[Structured figure records]
----------

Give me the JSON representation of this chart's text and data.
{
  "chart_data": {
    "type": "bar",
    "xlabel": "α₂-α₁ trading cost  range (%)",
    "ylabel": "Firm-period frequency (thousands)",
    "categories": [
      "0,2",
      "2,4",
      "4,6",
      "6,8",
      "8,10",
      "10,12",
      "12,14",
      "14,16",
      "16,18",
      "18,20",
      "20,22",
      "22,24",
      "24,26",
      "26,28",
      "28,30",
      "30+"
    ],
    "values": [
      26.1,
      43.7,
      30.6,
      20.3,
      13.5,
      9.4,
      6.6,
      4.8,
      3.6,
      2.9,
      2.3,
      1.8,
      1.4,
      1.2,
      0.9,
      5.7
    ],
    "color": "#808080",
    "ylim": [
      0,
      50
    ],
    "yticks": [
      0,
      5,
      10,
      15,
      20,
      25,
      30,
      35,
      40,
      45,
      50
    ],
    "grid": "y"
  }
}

----------

Above are the records; copy all of them exactly.

_Complete output_:
Give me the JSON representation of this chart's text and data.
{
  "chart_data": {
    "type": "bar",
    "xlabel": "α₂-α₁ trading cost  range (%)",
    "ylabel": "Firm-period frequency (thousands)",
    "categories": [
      "0,2",
      "2,4",
      "4,6",
      "6,8",
      "8,10",
      "10,12",
      "12,14",
      "14,16",
      "16,18",
      "18,20",
      "20,22",
      "22,24",
      "24,26",
      "26,28",
      "28,30",
      "30+"
    ],
    "values": [
      26.1,
      43.7,
      30.6,
      20.3,
      13.5,
      9.4,
      6.6,
      4.8,
      3.6,
      2.9,
      2.3,
      1.8,
      1.4,
      1.2,
      0.9,
      5.7
    ],
    "color": "#808080",
    "ylim": [
      0,
      50
    ],
    "yticks": [
      0,
      5,
      10,
      15,
      20,
      25,
      30,
      35,
      40,
      45,
      50
    ],
    "grid": "y"
  }
}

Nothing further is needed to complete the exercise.